Instructions to follow
Keep only the lines of the data below that contain "JSON", and copy them.

Material shown
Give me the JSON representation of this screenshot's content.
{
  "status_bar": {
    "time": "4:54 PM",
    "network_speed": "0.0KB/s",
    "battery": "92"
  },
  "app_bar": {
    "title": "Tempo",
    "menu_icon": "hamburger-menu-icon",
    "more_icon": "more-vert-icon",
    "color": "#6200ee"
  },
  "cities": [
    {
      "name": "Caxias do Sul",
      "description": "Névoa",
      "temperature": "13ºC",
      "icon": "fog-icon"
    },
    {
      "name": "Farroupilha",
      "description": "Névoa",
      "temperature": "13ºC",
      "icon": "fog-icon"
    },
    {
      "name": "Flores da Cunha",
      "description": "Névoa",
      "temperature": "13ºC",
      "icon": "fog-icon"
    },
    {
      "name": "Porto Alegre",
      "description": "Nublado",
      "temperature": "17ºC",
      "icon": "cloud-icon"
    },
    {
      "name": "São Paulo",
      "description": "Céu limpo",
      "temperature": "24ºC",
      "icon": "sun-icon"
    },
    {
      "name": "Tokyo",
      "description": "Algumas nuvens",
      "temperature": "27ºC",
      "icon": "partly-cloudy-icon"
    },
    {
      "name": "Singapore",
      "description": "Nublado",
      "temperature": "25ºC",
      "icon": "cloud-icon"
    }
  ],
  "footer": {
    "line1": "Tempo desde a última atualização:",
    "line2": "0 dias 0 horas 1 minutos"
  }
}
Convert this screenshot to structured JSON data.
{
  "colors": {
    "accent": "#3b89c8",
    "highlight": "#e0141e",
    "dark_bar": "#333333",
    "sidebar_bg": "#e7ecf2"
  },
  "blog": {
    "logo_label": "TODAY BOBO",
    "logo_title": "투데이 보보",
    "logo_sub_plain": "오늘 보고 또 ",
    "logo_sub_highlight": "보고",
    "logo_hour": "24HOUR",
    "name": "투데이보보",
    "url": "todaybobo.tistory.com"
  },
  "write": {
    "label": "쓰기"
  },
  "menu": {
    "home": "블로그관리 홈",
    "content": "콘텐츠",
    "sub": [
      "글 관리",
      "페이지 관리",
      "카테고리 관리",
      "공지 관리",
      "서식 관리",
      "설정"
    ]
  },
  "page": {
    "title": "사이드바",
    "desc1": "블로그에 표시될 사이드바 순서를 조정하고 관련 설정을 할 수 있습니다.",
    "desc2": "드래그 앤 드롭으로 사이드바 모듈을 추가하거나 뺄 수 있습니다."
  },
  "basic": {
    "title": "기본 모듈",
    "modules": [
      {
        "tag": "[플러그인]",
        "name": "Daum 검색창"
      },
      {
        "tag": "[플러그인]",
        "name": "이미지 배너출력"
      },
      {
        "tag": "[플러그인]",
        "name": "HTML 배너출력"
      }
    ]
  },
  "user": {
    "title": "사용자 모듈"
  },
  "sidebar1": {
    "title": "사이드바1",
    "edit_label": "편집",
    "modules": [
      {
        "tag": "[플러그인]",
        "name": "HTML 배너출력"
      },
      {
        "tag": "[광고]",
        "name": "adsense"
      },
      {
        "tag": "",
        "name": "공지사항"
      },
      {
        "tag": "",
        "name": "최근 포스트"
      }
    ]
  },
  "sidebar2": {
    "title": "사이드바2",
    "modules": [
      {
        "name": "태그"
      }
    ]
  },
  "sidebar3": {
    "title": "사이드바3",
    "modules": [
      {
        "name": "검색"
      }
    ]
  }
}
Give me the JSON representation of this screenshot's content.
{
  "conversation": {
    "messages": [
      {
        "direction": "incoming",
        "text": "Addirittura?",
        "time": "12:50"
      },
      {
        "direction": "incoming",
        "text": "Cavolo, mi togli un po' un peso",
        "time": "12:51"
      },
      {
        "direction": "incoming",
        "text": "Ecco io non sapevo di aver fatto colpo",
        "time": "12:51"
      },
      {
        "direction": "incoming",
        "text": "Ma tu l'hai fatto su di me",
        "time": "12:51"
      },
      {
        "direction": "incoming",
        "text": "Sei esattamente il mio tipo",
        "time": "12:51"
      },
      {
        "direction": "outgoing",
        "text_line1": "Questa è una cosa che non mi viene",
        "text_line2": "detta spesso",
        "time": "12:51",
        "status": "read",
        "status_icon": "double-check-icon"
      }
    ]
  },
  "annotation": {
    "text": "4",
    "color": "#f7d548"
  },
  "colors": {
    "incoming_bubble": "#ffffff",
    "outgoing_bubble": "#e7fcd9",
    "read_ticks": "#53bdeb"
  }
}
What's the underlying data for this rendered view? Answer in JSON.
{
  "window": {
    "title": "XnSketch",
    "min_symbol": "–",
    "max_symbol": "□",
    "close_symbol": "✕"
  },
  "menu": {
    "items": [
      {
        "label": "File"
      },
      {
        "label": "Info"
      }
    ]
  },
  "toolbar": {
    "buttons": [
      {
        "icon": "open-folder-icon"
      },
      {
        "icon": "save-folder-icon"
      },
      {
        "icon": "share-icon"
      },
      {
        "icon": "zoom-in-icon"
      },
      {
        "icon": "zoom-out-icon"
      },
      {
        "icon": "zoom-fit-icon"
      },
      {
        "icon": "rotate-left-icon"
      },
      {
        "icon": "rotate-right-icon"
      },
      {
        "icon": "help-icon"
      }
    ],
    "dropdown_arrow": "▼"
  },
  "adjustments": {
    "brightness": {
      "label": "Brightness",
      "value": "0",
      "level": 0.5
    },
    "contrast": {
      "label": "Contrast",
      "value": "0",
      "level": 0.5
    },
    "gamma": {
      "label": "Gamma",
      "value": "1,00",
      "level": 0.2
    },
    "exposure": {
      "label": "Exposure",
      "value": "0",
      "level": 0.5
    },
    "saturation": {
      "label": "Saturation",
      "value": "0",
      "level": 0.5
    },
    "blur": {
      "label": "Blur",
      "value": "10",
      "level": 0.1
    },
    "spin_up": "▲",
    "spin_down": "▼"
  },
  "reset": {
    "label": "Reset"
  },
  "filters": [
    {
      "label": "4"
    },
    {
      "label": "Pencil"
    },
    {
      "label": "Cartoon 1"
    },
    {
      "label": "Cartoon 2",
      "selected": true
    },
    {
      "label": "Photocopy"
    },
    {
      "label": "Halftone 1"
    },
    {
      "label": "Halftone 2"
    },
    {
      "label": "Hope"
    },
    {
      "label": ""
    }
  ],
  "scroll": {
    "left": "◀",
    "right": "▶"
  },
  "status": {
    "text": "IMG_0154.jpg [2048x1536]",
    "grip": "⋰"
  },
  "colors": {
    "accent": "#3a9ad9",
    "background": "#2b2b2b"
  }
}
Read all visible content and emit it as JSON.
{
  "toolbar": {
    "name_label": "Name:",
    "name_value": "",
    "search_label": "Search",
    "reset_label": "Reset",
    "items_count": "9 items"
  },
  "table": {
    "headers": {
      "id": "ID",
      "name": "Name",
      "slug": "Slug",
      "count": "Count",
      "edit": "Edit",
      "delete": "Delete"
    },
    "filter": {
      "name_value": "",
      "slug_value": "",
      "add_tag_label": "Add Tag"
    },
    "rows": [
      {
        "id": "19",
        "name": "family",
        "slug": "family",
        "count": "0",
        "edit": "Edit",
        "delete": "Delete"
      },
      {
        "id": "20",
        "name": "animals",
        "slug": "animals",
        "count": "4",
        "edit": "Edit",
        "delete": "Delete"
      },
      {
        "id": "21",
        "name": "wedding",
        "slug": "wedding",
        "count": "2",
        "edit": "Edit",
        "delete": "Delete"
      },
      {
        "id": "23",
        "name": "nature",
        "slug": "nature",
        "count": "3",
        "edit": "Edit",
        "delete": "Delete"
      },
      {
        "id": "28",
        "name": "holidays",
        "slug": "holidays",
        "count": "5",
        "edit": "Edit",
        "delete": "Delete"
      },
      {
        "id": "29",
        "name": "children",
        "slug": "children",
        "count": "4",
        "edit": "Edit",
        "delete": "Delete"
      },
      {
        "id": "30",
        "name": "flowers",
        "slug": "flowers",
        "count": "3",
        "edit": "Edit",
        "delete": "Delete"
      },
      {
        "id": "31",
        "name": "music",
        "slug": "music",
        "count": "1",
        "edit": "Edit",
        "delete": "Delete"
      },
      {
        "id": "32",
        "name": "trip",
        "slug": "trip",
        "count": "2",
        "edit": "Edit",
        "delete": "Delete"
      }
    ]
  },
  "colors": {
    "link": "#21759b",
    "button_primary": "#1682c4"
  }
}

Result of the exercise
Give me the JSON representation of this screenshot's content.
Convert this screenshot to structured JSON data.
Give me the JSON representation of this screenshot's content.
What's the underlying data for this rendered view? Answer in JSON.
Read all visible content and emit it as JSON.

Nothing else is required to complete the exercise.